- What the exercise asks: Can you extract the part of the sentiment notebook excerpt below that starts with "client = Groq(api_key=GROQ_API_KEY)" and goes on through "per-minute rate limits.", copying it word for word?

- Text provided:
□ □ □

You are given the daily market news of AAPL, MSFT, and TSLA from the first six months of 2023 in market_news.csv. Using the Groq API and market_news.csv, feed the news to the model and ask it to give you sentiment for each asset based on the news. 

Hint: sentiment can be broken down into negative, positive, or neutral. How can you translate this to trading signals in the next part?

## Imports
(feel free to import other things if you feel the need)

In [4]:
import pandas as pd
from groq import Groq
import json
import os
from dotenv import load_dotenv
import time

## Configure API

Make sure to create a Groq API Key and store it in your .env file as GROQ_API_KEY.

You can create as many free API keys as you need, so if you run out of credits just make a new one

In [5]:
load_dotenv()
GROQ_API_KEY = os.getenv("GROQ_API_KEY")
client = Groq(api_key=GROQ_API_KEY)
model = 'llama-3.1-8b-instant'

## Use the API to Ask the Model to Give Sentiment Scores Based on the News

**Important**: to avoid rate limiting issues and to speed up the process, you should batch multiple dates/news summaries together when invoking the API call and use `time.sleep()` for per-minute rate limits.

In [None]:

# SENTIMENTS ARE PROVIDED IN MARKET_NEWS.CSV
def get_sentiment(text):

    prompt = """
You are a senior financial sentiment analyst specializing in equity market news and earnings commentary.

TASK:
For each provided summary, assign a sentiment score on a continuous scale from -1.0 to 1.0.

□ □ □

[Entries drawn from a collection]

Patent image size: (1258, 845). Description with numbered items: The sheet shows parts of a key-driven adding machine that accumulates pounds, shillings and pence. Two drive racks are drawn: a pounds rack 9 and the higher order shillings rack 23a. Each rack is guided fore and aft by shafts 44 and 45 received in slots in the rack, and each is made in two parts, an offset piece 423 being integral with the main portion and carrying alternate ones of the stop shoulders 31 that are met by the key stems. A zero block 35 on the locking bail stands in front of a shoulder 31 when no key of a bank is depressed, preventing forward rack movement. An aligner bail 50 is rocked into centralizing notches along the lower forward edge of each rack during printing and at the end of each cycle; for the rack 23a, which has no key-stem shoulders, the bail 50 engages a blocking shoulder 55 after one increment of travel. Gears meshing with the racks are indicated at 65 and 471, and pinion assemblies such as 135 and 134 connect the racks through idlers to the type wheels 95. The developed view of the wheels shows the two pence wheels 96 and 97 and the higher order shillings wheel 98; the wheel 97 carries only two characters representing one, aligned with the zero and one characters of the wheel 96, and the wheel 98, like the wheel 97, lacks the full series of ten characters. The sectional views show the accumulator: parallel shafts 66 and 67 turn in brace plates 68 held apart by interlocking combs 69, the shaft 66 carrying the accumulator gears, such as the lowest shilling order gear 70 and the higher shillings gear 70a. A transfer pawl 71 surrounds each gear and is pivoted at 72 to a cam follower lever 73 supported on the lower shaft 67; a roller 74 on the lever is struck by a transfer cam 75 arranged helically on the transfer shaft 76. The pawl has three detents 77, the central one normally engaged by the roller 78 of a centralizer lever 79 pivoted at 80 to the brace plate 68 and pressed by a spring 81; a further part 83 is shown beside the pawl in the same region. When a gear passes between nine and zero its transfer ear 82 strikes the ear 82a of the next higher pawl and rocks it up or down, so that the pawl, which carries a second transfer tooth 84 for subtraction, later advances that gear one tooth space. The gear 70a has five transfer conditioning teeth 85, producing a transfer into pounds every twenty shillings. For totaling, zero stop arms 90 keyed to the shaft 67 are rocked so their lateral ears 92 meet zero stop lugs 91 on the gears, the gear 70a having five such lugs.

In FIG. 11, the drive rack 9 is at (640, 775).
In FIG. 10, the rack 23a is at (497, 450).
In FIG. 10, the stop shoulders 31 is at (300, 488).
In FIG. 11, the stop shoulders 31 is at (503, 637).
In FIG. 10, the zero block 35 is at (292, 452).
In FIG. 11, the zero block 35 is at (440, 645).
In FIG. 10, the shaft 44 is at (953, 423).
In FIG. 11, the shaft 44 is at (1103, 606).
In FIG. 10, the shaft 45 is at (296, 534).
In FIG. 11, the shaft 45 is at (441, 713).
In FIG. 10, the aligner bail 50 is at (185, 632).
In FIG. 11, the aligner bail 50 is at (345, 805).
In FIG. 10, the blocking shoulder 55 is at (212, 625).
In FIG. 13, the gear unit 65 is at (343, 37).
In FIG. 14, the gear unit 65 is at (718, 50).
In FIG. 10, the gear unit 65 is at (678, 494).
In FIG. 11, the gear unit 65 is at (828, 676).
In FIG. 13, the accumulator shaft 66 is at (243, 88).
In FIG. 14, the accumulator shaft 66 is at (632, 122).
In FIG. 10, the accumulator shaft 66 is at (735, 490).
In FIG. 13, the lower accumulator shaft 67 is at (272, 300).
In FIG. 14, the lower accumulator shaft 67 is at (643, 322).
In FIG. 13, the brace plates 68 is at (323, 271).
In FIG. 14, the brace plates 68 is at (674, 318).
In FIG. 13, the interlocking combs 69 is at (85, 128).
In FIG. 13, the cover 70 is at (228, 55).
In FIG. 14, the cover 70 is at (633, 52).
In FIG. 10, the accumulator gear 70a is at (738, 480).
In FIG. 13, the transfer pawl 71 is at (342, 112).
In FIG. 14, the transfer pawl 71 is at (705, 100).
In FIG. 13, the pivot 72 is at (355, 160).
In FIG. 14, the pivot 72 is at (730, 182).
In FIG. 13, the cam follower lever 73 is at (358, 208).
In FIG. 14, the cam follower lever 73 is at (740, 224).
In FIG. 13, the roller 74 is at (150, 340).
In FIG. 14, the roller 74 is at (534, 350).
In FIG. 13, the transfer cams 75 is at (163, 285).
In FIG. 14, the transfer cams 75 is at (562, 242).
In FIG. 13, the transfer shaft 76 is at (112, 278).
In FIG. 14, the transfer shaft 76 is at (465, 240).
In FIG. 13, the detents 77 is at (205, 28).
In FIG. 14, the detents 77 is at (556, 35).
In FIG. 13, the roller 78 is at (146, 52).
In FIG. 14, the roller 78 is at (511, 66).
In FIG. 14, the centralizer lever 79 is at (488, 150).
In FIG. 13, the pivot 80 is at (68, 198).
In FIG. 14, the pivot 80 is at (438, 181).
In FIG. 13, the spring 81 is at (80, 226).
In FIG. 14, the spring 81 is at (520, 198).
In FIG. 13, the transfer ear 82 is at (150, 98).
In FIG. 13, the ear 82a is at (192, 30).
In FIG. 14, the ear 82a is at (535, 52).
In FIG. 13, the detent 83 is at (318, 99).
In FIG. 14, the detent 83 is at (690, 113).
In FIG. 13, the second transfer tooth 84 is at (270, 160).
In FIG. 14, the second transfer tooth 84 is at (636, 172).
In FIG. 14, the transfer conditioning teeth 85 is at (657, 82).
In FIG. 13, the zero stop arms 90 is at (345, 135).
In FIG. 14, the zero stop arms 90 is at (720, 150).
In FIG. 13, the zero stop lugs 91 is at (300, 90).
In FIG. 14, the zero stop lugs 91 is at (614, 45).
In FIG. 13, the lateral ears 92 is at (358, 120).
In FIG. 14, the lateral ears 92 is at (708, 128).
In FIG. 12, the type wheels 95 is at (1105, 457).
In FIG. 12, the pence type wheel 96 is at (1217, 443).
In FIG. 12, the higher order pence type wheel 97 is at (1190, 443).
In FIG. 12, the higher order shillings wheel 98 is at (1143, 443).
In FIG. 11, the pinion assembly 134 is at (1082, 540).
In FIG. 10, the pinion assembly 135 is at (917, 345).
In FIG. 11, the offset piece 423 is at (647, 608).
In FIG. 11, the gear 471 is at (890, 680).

□ □ □

- Solution to this exercise:
client = Groq(api_key=GROQ_API_KEY)
model = 'llama-3.1-8b-instant'

## Use the API to Ask the Model to Give Sentiment Scores Based on the News

**Important**: to avoid rate limiting issues and to speed up the process, you should batch multiple dates/news summaries together when invoking the API call and use `time.sleep()` for per-minute rate limits.